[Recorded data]
%%
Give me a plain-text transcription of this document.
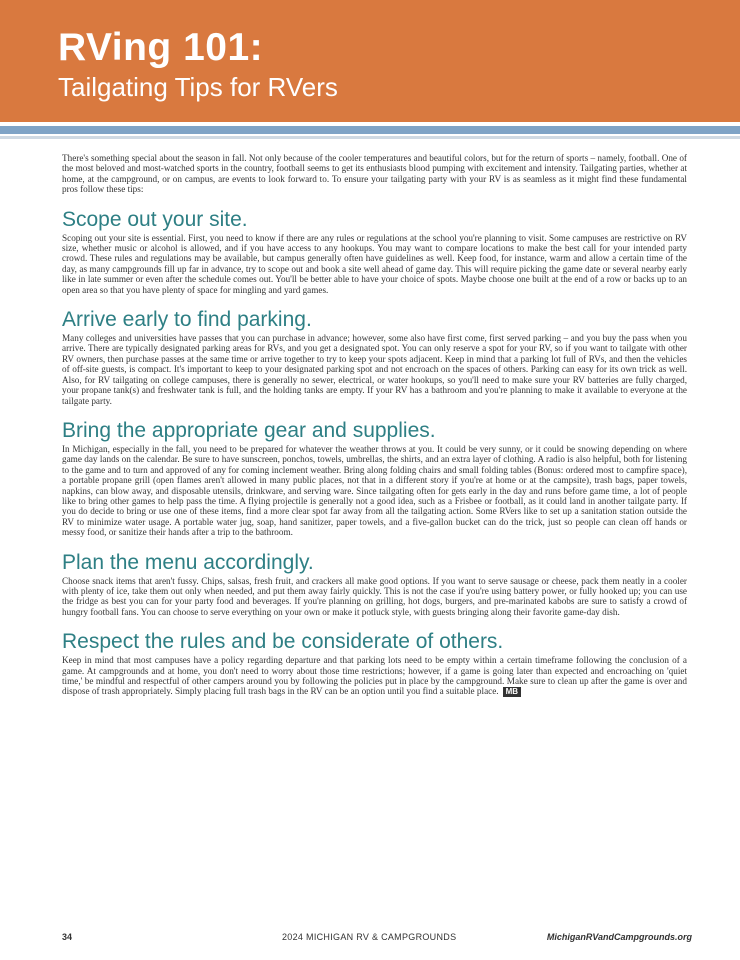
RVing 101:
Tailgating Tips for RVers

There's something special about the season in fall. Not only because of the cooler temperatures and beautiful colors, but for the return of sports – namely, football. One of the most beloved and most-watched sports in the country, football seems to get its enthusiasts blood pumping with excitement and intensity. Tailgating parties, whether at home, at the campground, or on campus, are events to look forward to. To ensure your tailgating party with your RV is as seamless as it might find these fundamental pros follow these tips:

Scope out your site.

Scoping out your site is essential. First, you need to know if there are any rules or regulations at the school you're planning to visit. Some campuses are restrictive on RV size, whether music or alcohol is allowed, and if you have access to any hookups. You may want to compare locations to make the best call for your intended party crowd. These rules and regulations may be available, but campus generally often have guidelines as well. Keep food, for instance, warm and allow a certain time of the day, as many campgrounds fill up far in advance, try to scope out and book a site well ahead of game day. This will require picking the game date or several nearby early like in late summer or even after the schedule comes out. You'll be better able to have your choice of spots. Maybe choose one built at the end of a row or backs up to an open area so that you have plenty of space for mingling and yard games.

Arrive early to find parking.

Many colleges and universities have passes that you can purchase in advance; however, some also have first come, first served parking – and you buy the pass when you arrive. There are typically designated parking areas for RVs, and you get a designated spot. You can only reserve a spot for your RV, so if you want to tailgate with other RV owners, then purchase passes at the same time or arrive together to try to keep your spots adjacent. Keep in mind that a parking lot full of RVs, and then the vehicles of off-site guests, is compact. It's important to keep to your designated parking spot and not encroach on the spaces of others. Parking can easy for its own trick as well. Also, for RV tailgating on college campuses, there is generally no sewer, electrical, or water hookups, so you'll need to make sure your RV batteries are fully charged, your propane tank(s) and freshwater tank is full, and the holding tanks are empty. If your RV has a bathroom and you're planning to make it available to everyone at the tailgate party.

Bring the appropriate gear and supplies.

In Michigan, especially in the fall, you need to be prepared for whatever the weather throws at you. It could be very sunny, or it could be snowing depending on where game day lands on the calendar. Be sure to have sunscreen, ponchos, towels, umbrellas, the shirts, and an extra layer of clothing. A radio is also helpful, both for listening to the game and to turn and approved of any for coming inclement weather. Bring along folding chairs and small folding tables (Bonus: ordered most to campfire space), a portable propane grill (open flames aren't allowed in many public places, not that in a different story if you're at home or at the campsite), trash bags, paper towels, napkins, can blow away, and disposable utensils, drinkware, and serving ware. Since tailgating often for gets early in the day and runs before game time, a lot of people like to bring other games to help pass the time. A flying projectile is generally not a good idea, such as a Frisbee or football, as it could land in another tailgate party. If you do decide to bring or use one of these items, find a more clear spot far away from all the tailgating action. Some RVers like to set up a sanitation station outside the RV to minimize water usage. A portable water jug, soap, hand sanitizer, paper towels, and a five-gallon bucket can do the trick, just so people can clean off hands or messy food, or sanitize their hands after a trip to the bathroom.

Plan the menu accordingly.

Choose snack items that aren't fussy. Chips, salsas, fresh fruit, and crackers all make good options. If you want to serve sausage or cheese, pack them neatly in a cooler with plenty of ice, take them out only when needed, and put them away fairly quickly. This is not the case if you're using battery power, or fully hooked up; you can use the fridge as best you can for your party food and beverages. If you're planning on grilling, hot dogs, burgers, and pre-marinated kabobs are sure to satisfy a crowd of hungry football fans. You can choose to serve everything on your own or make it potluck style, with guests bringing along their favorite game-day dish.

Respect the rules and be considerate of others.

Keep in mind that most campuses have a policy regarding departure and that parking lots need to be empty within a certain timeframe following the conclusion of a game. At campgrounds and at home, you don't need to worry about those time restrictions; however, if a game is going later than expected and encroaching on 'quiet time,' be mindful and respectful of other campers around you by following the policies put in place by the campground. Make sure to clean up after the game is over and dispose of trash appropriately. Simply placing full trash bags in the RV can be an option until you find a suitable place. MB

34	2024 MICHIGAN RV & CAMPGROUNDS	MichiganRVandCampgrounds.org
%%
Which lines contain "about"? Copy each of them out.

There's something special about the season in fall. Not only because of the cooler temperatures and beautiful colors, but for the return of sports – namely, football. One of the most beloved and most-watched sports in the country, football seems to get its enthusiasts blood pumping with excitement and intensity. Tailgating parties, whether at home, at the campground, or on campus, are events to look forward to. To ensure your tailgating party with your RV is as seamless as it might find these fundamental pros follow these tips:
Keep in mind that most campuses have a policy regarding departure and that parking lots need to be empty within a certain timeframe following the conclusion of a game. At campgrounds and at home, you don't need to worry about those time restrictions; however, if a game is going later than expected and encroaching on 'quiet time,' be mindful and respectful of other campers around you by following the policies put in place by the campground. Make sure to clean up after the game is over and dispose of trash appropriately. Simply placing full trash bags in the RV can be an option until you find a suitable place. MB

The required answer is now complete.